→ **GIVEN EXERCISE**
How many lines hold the string "行业发展情况"? Give only the number.

→ **DATA**
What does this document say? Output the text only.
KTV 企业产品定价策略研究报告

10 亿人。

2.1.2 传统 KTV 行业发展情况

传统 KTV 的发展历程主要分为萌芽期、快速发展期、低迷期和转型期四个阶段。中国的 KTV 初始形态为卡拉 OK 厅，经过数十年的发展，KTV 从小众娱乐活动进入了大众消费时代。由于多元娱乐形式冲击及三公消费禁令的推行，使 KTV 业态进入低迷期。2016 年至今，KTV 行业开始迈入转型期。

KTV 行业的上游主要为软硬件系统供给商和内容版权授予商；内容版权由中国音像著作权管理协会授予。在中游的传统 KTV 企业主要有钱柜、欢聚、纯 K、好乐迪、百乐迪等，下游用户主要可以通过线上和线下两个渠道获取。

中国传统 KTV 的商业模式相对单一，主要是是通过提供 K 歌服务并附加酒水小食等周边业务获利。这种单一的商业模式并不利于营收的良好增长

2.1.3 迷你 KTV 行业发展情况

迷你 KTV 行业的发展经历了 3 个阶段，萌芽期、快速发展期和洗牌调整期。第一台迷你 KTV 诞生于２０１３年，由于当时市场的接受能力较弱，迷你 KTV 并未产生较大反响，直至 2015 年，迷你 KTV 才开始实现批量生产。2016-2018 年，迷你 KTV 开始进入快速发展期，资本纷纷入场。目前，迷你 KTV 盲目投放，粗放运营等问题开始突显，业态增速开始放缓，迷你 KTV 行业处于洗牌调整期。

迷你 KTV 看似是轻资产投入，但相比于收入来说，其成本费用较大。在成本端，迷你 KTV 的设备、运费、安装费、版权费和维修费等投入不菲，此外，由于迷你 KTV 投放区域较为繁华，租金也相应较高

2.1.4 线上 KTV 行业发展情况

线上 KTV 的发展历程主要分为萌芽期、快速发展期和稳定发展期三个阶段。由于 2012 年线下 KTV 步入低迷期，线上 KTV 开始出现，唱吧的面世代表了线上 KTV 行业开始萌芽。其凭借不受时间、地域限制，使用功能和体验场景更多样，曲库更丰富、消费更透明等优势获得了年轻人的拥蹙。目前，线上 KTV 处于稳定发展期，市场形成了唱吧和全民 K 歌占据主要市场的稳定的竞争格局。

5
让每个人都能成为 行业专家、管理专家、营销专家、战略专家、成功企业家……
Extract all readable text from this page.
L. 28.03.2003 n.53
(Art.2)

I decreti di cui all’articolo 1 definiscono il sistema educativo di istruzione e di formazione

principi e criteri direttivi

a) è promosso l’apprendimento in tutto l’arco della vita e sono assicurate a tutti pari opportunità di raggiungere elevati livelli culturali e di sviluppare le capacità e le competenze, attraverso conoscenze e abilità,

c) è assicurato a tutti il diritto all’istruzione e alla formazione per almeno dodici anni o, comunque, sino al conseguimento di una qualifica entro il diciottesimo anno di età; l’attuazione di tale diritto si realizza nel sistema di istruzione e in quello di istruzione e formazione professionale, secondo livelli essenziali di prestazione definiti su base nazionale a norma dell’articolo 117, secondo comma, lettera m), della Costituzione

→ **FINAL RESULT**
3